Direction ▸
Rewrite all of the records below, changing every occurrence of "scan-block" to "scan-tile" and leaving everything else unchanged. Omit the pictures from your answer.

-- Begin Dataset rows --

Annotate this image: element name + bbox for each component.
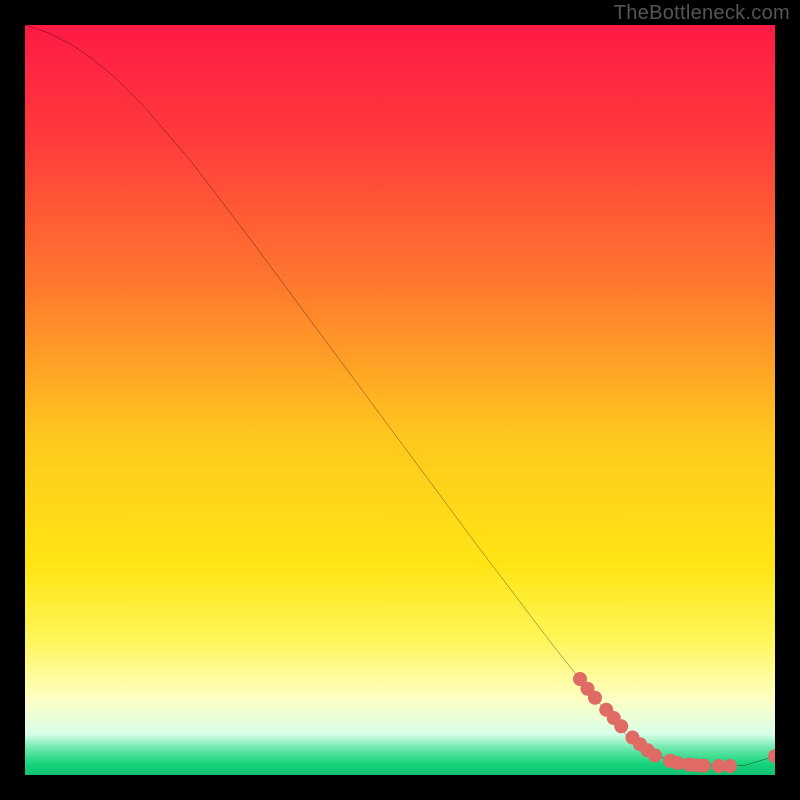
bottleneck-chart: [25, 25, 775, 775]
highlight-dot: [614, 719, 628, 733]
highlight-dot: [648, 749, 662, 763]
highlight-dot: [697, 759, 711, 773]
highlight-dot: [723, 759, 737, 773]
plot-background: [25, 25, 775, 775]
highlight-dot: [588, 691, 602, 705]
chart-wrapper: TheBottleneck.com: [0, 0, 800, 800]
watermark-text: TheBottleneck.com: [614, 2, 790, 25]
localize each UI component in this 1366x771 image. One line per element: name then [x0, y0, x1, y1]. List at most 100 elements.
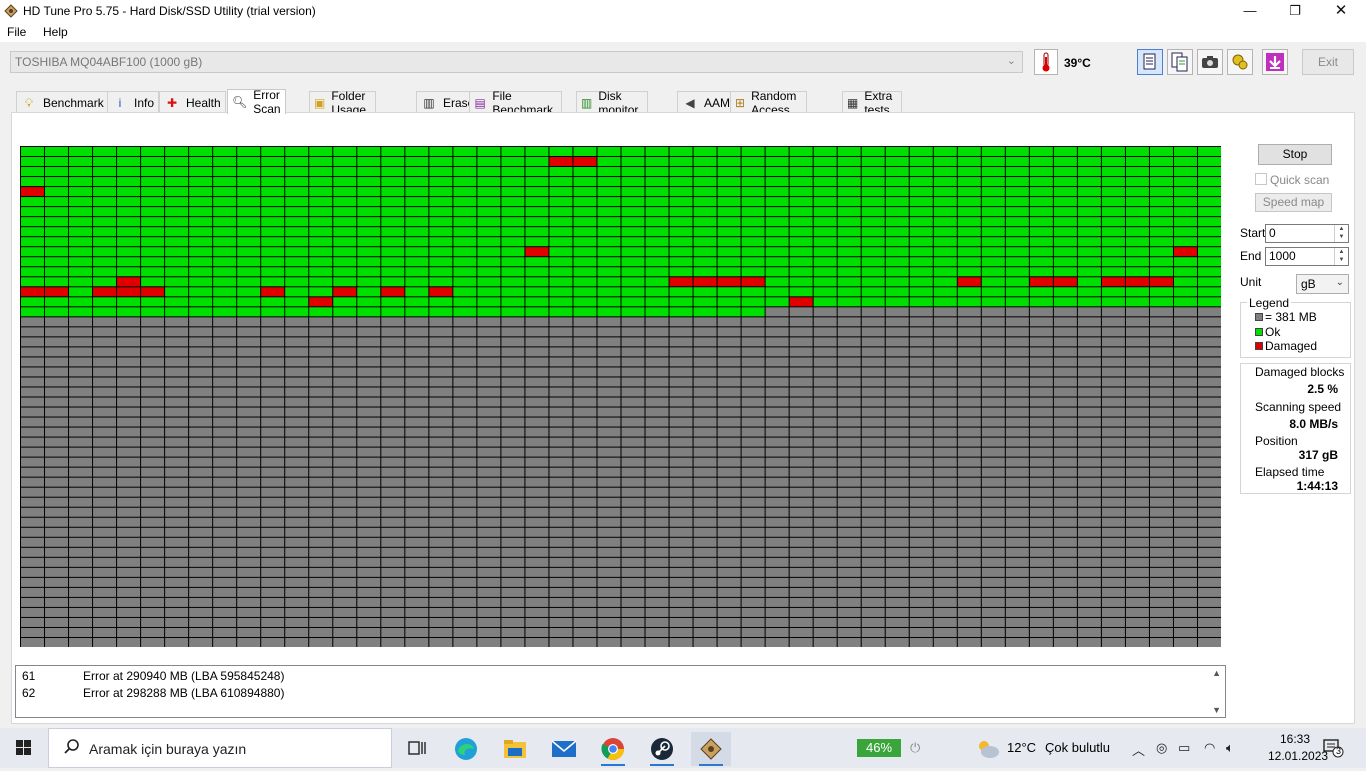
scan-block: [621, 487, 645, 497]
scan-block: [309, 547, 333, 557]
scan-block: [357, 597, 381, 607]
stop-button[interactable]: Stop: [1258, 144, 1332, 165]
scan-block: [813, 617, 837, 627]
start-button[interactable]: [0, 728, 48, 768]
scan-block: [933, 577, 957, 587]
scan-block: [909, 197, 933, 207]
scan-block: [765, 567, 789, 577]
weather-description[interactable]: Çok bulutlu: [1045, 740, 1110, 755]
scan-block: [1173, 187, 1197, 197]
chevron-up-icon[interactable]: ︿: [1132, 740, 1145, 759]
taskbar-search-box[interactable]: Aramak için buraya yazın: [48, 728, 392, 768]
drive-select[interactable]: TOSHIBA MQ04ABF100 (1000 gB) ⌄: [10, 51, 1023, 73]
scan-block: [933, 307, 957, 317]
scan-block: [909, 207, 933, 217]
battery-percentage[interactable]: 46%: [857, 739, 901, 757]
tab-health[interactable]: ✚ Health: [159, 91, 226, 113]
scan-block: [237, 357, 261, 367]
scan-block: [405, 157, 429, 167]
scan-block: [909, 437, 933, 447]
end-input[interactable]: 1000 ▲ ▼: [1265, 247, 1349, 266]
options-button[interactable]: [1227, 49, 1253, 75]
scan-block: [333, 217, 357, 227]
minimize-button[interactable]: —: [1227, 0, 1273, 22]
tab-error-scan[interactable]: 🔍︎ Error Scan: [227, 88, 287, 116]
start-spinner[interactable]: ▲ ▼: [1334, 225, 1348, 242]
scan-block: [741, 577, 765, 587]
task-view-button[interactable]: [397, 732, 437, 766]
scan-block: [765, 547, 789, 557]
tab-aam[interactable]: ◀ AAM: [677, 91, 736, 113]
battery-tray-icon[interactable]: ▭: [1178, 740, 1190, 756]
clock-date[interactable]: 12.01.2023: [1268, 749, 1328, 763]
end-spinner[interactable]: ▲ ▼: [1334, 248, 1348, 265]
scan-block: [309, 517, 333, 527]
taskbar-app-chrome[interactable]: [593, 732, 633, 766]
scan-block: [717, 547, 741, 557]
scan-block: [1197, 267, 1221, 277]
scan-block: [621, 177, 645, 187]
weather-cloud-icon[interactable]: [975, 738, 1001, 760]
maximize-button[interactable]: ❐: [1272, 0, 1318, 22]
error-log-list[interactable]: 61 Error at 290940 MB (LBA 595845248) 62…: [15, 665, 1226, 718]
scan-block: [21, 327, 45, 337]
clock-time[interactable]: 16:33: [1280, 732, 1310, 746]
scan-block: [477, 197, 501, 207]
volume-icon[interactable]: 🔈︎: [1226, 740, 1234, 756]
notification-center-button[interactable]: 3: [1322, 738, 1344, 758]
taskbar-app-edge[interactable]: [446, 732, 486, 766]
taskbar-app-steam[interactable]: [642, 732, 682, 766]
tab-folder-usage[interactable]: ▣ Folder Usage: [309, 89, 376, 117]
log-scrollbar[interactable]: ▲ ▼: [1208, 666, 1225, 717]
screenshot-button[interactable]: [1197, 49, 1223, 75]
tab-benchmark[interactable]: 💡︎ Benchmark: [16, 91, 109, 113]
scan-block: [117, 467, 141, 477]
start-input[interactable]: 0 ▲ ▼: [1265, 224, 1349, 243]
menu-help[interactable]: Help: [43, 25, 68, 39]
scan-block: [453, 217, 477, 227]
tab-disk-monitor[interactable]: ▥ Disk monitor: [576, 89, 649, 117]
scroll-down-icon[interactable]: ▼: [1212, 705, 1221, 715]
scan-block: [261, 157, 285, 167]
scan-block: [1125, 207, 1149, 217]
quick-scan-checkbox[interactable]: [1255, 173, 1267, 185]
exit-button[interactable]: Exit: [1302, 49, 1354, 75]
close-button[interactable]: ✕: [1318, 0, 1364, 22]
scan-block: [933, 617, 957, 627]
scan-block: [141, 497, 165, 507]
taskbar-app-mail[interactable]: [544, 732, 584, 766]
scan-block: [981, 177, 1005, 187]
speed-map-button[interactable]: Speed map: [1255, 193, 1332, 212]
scan-block: [861, 287, 885, 297]
scan-block: [1125, 427, 1149, 437]
scan-block: [981, 187, 1005, 197]
taskbar-app-hdtune[interactable]: [691, 732, 731, 766]
scan-block: [645, 537, 669, 547]
scan-block: [93, 487, 117, 497]
legend-damaged: Damaged: [1265, 339, 1318, 353]
scan-block: [21, 187, 45, 197]
scan-block: [453, 637, 477, 647]
scan-block: [909, 147, 933, 157]
scan-block: [525, 227, 549, 237]
unit-select[interactable]: gB ⌄: [1296, 274, 1349, 294]
tab-extra-tests[interactable]: ▦ Extra tests: [842, 89, 903, 117]
scroll-up-icon[interactable]: ▲: [1212, 668, 1221, 678]
tab-info[interactable]: i Info: [107, 91, 160, 113]
wifi-icon[interactable]: ◠: [1204, 740, 1215, 756]
copy-text-button[interactable]: [1137, 49, 1163, 75]
copy-all-button[interactable]: [1167, 49, 1193, 75]
camera-tray-icon[interactable]: ◎: [1156, 740, 1167, 756]
menu-file[interactable]: File: [7, 25, 26, 39]
scan-block: [333, 387, 357, 397]
weather-temperature[interactable]: 12°C: [1007, 740, 1036, 755]
tab-random-access[interactable]: ⊞ Random Access: [730, 89, 808, 117]
scan-block: [861, 527, 885, 537]
scan-block: [405, 507, 429, 517]
scan-block: [45, 467, 69, 477]
taskbar-app-explorer[interactable]: [495, 732, 535, 766]
scan-block: [621, 517, 645, 527]
tab-file-benchmark[interactable]: ▤ File Benchmark: [469, 89, 562, 117]
scan-block: [1077, 207, 1101, 217]
save-button[interactable]: [1262, 49, 1288, 75]
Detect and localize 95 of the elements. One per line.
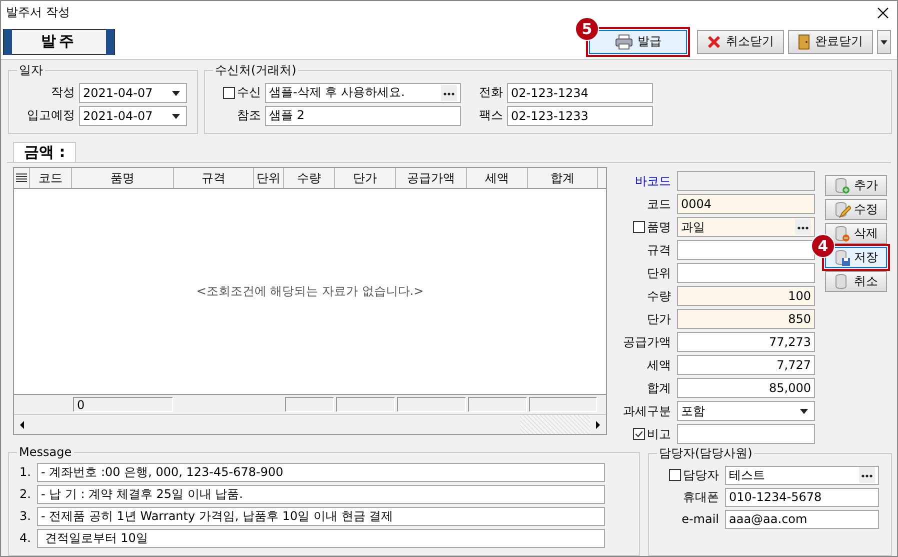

-- End Dataset rows --

Exercise answer ▸
Annotate this image: element name + bbox for each component.
bottleneck-chart: [25, 25, 775, 775]
highlight-dot: [614, 719, 628, 733]
highlight-dot: [648, 749, 662, 763]
highlight-dot: [697, 759, 711, 773]
highlight-dot: [723, 759, 737, 773]
plot-background: [25, 25, 775, 775]
highlight-dot: [588, 691, 602, 705]
chart-wrapper: TheBottleneck.com: [0, 0, 800, 800]
watermark-text: TheBottleneck.com: [614, 2, 790, 25]
localize each UI component in this 1366x771 image. One line per element: name then [x0, y0, x1, y1]. List at most 100 elements.
scan-tile: [621, 487, 645, 497]
scan-tile: [309, 547, 333, 557]
scan-tile: [357, 597, 381, 607]
stop-button[interactable]: Stop: [1258, 144, 1332, 165]
scan-tile: [813, 617, 837, 627]
start-button[interactable]: [0, 728, 48, 768]
scan-tile: [933, 577, 957, 587]
scan-tile: [909, 197, 933, 207]
scan-tile: [765, 567, 789, 577]
weather-description[interactable]: Çok bulutlu: [1045, 740, 1110, 755]
scan-tile: [1173, 187, 1197, 197]
chevron-up-icon[interactable]: ︿: [1132, 740, 1145, 759]
taskbar-search-box[interactable]: Aramak için buraya yazın: [48, 728, 392, 768]
drive-select[interactable]: TOSHIBA MQ04ABF100 (1000 gB) ⌄: [10, 51, 1023, 73]
scan-tile: [933, 307, 957, 317]
scan-tile: [909, 207, 933, 217]
battery-percentage[interactable]: 46%: [857, 739, 901, 757]
tab-health[interactable]: ✚ Health: [159, 91, 226, 113]
scan-tile: [237, 357, 261, 367]
scan-tile: [405, 157, 429, 167]
scan-tile: [909, 437, 933, 447]
end-input[interactable]: 1000 ▲ ▼: [1265, 247, 1349, 266]
options-button[interactable]: [1227, 49, 1253, 75]
scan-tile: [333, 217, 357, 227]
minimize-button[interactable]: —: [1227, 0, 1273, 22]
tab-error-scan[interactable]: 🔍︎ Error Scan: [227, 88, 287, 116]
start-spinner[interactable]: ▲ ▼: [1334, 225, 1348, 242]
scan-tile: [741, 577, 765, 587]
task-view-button[interactable]: [397, 732, 437, 766]
scan-tile: [765, 547, 789, 557]
tab-aam[interactable]: ◀ AAM: [677, 91, 736, 113]
battery-tray-icon[interactable]: ▭: [1178, 740, 1190, 756]
clock-date[interactable]: 12.01.2023: [1268, 749, 1328, 763]
end-spinner[interactable]: ▲ ▼: [1334, 248, 1348, 265]
scan-tile: [309, 517, 333, 527]
taskbar-app-chrome[interactable]: [593, 732, 633, 766]
scan-tile: [717, 547, 741, 557]
scan-tile: [1197, 267, 1221, 277]
scan-tile: [621, 177, 645, 187]
weather-cloud-icon[interactable]: [975, 738, 1001, 760]
maximize-button[interactable]: ❐: [1272, 0, 1318, 22]
error-log-list[interactable]: 61 Error at 290940 MB (LBA 595845248) 62…: [15, 665, 1226, 718]
scan-tile: [21, 327, 45, 337]
clock-time[interactable]: 16:33: [1280, 732, 1310, 746]
scan-tile: [477, 197, 501, 207]
volume-icon[interactable]: 🔈︎: [1226, 740, 1234, 756]
notification-center-button[interactable]: 3: [1322, 738, 1344, 758]
taskbar-app-edge[interactable]: [446, 732, 486, 766]
taskbar-app-steam[interactable]: [642, 732, 682, 766]
tab-folder-usage[interactable]: ▣ Folder Usage: [309, 89, 376, 117]
log-scrollbar[interactable]: ▲ ▼: [1208, 666, 1225, 717]
screenshot-button[interactable]: [1197, 49, 1223, 75]
tab-benchmark[interactable]: 💡︎ Benchmark: [16, 91, 109, 113]
scan-tile: [117, 467, 141, 477]
start-input[interactable]: 0 ▲ ▼: [1265, 224, 1349, 243]
menu-help[interactable]: Help: [43, 25, 68, 39]
scan-tile: [453, 217, 477, 227]
tab-disk-monitor[interactable]: ▥ Disk monitor: [576, 89, 649, 117]
scroll-down-icon[interactable]: ▼: [1212, 705, 1221, 715]
scan-tile: [261, 157, 285, 167]
scan-tile: [1125, 207, 1149, 217]
quick-scan-checkbox[interactable]: [1255, 173, 1267, 185]
exit-button[interactable]: Exit: [1302, 49, 1354, 75]
close-button[interactable]: ✕: [1318, 0, 1364, 22]
scan-tile: [933, 617, 957, 627]
scan-tile: [141, 497, 165, 507]
taskbar-app-mail[interactable]: [544, 732, 584, 766]
scan-tile: [981, 177, 1005, 187]
speed-map-button[interactable]: Speed map: [1255, 193, 1332, 212]
scan-tile: [861, 287, 885, 297]
scan-tile: [1125, 427, 1149, 437]
scan-tile: [981, 187, 1005, 197]
taskbar-app-hdtune[interactable]: [691, 732, 731, 766]
scan-tile: [645, 537, 669, 547]
scan-tile: [93, 487, 117, 497]
legend-damaged: Damaged: [1265, 339, 1318, 353]
scan-tile: [21, 187, 45, 197]
scan-tile: [453, 637, 477, 647]
scan-tile: [909, 147, 933, 157]
scan-tile: [525, 227, 549, 237]
unit-select[interactable]: gB ⌄: [1296, 274, 1349, 294]
tab-extra-tests[interactable]: ▦ Extra tests: [842, 89, 903, 117]
scroll-up-icon[interactable]: ▲: [1212, 668, 1221, 678]
tab-info[interactable]: i Info: [107, 91, 160, 113]
wifi-icon[interactable]: ◠: [1204, 740, 1215, 756]
copy-text-button[interactable]: [1137, 49, 1163, 75]
copy-all-button[interactable]: [1167, 49, 1193, 75]
camera-tray-icon[interactable]: ◎: [1156, 740, 1167, 756]
menu-file[interactable]: File: [7, 25, 26, 39]
scan-tile: [333, 387, 357, 397]
weather-temperature[interactable]: 12°C: [1007, 740, 1036, 755]
tab-random-access[interactable]: ⊞ Random Access: [730, 89, 808, 117]
scan-tile: [861, 527, 885, 537]
scan-tile: [405, 507, 429, 517]
scan-tile: [45, 467, 69, 477]
taskbar-app-explorer[interactable]: [495, 732, 535, 766]
scan-tile: [621, 517, 645, 527]
tab-file-benchmark[interactable]: ▤ File Benchmark: [469, 89, 562, 117]
scan-tile: [1077, 207, 1101, 217]
save-button[interactable]: [1262, 49, 1288, 75]
Detect and localize 95 of the elements. One per line.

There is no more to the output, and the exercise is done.